Extracted information
+ + + + + + +
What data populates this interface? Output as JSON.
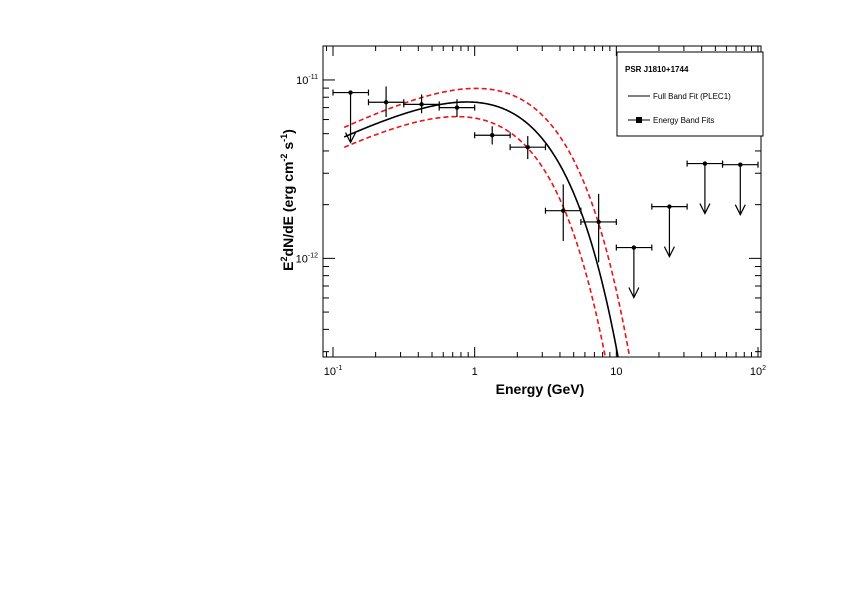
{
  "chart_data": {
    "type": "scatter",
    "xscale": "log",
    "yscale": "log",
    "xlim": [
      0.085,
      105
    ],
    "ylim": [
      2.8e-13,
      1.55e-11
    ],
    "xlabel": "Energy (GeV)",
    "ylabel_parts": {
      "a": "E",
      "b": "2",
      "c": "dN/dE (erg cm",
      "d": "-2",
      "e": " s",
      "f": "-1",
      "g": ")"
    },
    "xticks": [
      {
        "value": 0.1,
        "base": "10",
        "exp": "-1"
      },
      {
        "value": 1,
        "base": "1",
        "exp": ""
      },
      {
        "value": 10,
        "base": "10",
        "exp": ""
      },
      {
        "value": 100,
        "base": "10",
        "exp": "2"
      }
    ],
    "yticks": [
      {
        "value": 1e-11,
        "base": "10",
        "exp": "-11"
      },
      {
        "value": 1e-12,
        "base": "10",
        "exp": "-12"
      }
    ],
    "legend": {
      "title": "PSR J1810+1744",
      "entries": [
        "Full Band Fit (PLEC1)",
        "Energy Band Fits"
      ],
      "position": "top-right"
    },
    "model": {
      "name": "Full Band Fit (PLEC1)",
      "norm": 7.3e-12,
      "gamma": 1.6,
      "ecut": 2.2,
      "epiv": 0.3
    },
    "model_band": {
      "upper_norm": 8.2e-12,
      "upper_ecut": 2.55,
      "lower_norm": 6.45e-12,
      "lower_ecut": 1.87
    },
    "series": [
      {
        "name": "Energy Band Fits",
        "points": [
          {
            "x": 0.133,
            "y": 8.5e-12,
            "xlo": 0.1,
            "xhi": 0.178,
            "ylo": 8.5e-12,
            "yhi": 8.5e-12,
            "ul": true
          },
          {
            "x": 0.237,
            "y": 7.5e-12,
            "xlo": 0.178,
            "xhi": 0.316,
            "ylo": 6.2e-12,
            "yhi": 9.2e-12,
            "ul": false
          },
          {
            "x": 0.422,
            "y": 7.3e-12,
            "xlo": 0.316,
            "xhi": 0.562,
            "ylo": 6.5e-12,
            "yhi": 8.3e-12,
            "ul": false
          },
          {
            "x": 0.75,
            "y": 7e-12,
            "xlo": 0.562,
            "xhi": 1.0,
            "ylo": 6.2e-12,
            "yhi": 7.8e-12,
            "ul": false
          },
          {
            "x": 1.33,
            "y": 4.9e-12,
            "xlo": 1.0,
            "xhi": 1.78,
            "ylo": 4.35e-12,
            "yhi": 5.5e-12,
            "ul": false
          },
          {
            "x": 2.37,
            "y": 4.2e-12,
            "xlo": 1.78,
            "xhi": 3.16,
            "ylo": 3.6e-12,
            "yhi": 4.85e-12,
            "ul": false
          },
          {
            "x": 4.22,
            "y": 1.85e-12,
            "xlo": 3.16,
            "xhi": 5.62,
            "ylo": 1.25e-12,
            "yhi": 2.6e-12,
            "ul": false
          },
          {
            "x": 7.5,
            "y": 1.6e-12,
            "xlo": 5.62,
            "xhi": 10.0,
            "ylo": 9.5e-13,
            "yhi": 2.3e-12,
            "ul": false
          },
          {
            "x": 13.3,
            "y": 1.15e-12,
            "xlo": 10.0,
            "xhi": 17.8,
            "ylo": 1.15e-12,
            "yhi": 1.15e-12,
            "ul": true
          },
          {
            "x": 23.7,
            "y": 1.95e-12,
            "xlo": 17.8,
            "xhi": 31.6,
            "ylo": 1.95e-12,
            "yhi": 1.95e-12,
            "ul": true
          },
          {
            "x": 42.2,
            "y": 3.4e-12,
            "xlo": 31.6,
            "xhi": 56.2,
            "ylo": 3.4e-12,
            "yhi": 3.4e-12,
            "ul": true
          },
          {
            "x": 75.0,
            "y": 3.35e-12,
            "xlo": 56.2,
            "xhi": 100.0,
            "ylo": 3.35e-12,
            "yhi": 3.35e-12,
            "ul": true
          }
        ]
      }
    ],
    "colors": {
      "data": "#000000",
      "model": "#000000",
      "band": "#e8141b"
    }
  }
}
+ + + + + + +
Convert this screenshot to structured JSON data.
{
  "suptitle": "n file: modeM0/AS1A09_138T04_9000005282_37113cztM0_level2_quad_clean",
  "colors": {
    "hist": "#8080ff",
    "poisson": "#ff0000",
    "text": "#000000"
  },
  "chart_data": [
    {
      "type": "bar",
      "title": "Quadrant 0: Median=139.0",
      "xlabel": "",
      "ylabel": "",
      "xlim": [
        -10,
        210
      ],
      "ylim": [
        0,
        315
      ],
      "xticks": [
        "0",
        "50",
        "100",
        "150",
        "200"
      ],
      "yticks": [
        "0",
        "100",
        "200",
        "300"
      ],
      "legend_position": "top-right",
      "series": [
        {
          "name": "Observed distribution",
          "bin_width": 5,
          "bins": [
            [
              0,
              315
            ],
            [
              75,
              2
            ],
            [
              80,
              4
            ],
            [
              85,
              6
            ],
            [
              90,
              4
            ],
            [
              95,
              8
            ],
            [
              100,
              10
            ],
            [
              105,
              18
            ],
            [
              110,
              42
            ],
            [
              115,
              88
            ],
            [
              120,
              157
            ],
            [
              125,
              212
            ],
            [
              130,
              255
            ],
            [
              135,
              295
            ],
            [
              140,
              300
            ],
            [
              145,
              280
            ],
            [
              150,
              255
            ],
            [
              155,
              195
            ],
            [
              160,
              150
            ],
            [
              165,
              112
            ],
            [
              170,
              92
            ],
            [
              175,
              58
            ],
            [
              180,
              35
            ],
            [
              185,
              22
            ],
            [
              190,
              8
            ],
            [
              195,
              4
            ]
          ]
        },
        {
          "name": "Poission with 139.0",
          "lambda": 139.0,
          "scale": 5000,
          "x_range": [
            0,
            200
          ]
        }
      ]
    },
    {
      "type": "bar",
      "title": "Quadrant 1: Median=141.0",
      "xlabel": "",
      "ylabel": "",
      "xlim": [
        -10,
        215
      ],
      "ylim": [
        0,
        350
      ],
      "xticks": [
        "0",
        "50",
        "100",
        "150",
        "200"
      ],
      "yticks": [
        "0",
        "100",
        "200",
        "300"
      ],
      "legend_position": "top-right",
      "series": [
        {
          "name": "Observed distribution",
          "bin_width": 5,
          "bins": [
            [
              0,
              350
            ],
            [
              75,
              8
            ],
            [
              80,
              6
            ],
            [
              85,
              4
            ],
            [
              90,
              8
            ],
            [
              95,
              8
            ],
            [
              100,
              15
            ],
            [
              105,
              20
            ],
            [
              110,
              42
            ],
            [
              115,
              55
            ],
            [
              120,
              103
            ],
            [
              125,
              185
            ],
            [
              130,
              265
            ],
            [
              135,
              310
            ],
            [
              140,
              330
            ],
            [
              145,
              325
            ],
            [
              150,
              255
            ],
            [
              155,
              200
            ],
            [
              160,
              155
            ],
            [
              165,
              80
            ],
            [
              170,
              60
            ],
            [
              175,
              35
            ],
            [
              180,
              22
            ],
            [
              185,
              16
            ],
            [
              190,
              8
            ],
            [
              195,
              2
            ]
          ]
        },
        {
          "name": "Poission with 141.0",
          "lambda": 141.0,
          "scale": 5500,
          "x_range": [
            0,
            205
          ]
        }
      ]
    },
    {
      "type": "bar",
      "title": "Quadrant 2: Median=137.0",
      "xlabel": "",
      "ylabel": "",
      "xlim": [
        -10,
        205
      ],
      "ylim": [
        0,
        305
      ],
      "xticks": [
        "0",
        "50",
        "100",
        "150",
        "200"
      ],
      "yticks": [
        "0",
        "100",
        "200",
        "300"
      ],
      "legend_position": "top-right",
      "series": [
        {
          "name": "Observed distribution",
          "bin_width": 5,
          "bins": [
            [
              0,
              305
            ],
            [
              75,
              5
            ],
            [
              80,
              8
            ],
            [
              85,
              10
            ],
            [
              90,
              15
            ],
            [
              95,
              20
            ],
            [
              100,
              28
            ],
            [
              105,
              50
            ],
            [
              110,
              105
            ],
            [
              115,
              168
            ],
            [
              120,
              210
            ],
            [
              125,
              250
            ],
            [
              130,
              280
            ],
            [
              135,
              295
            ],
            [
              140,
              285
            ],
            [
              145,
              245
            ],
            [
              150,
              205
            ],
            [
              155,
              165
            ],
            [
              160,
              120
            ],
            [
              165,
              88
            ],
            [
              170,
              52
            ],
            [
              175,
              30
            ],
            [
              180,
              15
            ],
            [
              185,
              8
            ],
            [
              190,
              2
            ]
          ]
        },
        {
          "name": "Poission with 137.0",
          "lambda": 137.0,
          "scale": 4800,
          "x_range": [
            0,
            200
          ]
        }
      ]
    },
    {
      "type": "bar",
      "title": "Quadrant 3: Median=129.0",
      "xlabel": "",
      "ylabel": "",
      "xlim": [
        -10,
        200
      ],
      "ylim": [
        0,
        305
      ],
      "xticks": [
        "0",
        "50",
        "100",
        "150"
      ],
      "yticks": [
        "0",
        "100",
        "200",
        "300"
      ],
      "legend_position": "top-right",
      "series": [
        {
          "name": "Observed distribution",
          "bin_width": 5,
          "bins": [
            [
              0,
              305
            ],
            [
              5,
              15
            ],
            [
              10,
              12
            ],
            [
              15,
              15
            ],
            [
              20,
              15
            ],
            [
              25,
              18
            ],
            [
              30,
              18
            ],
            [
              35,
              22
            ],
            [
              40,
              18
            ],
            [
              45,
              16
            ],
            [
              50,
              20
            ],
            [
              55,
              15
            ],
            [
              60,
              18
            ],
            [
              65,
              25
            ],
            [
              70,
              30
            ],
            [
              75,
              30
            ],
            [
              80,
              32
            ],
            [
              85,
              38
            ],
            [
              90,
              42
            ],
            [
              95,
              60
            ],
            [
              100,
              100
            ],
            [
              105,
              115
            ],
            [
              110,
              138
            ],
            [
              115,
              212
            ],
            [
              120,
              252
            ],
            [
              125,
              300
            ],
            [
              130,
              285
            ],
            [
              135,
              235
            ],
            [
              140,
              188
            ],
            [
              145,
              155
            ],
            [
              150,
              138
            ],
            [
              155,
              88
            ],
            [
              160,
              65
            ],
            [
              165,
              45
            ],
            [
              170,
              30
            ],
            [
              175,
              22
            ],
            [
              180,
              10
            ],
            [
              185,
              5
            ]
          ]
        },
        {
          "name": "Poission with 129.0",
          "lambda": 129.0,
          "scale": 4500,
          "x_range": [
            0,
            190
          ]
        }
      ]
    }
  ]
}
+ + + + + + +
The request
Find how many of the lines above have the word "Quadrant" in them. State only that number.

Task answer
4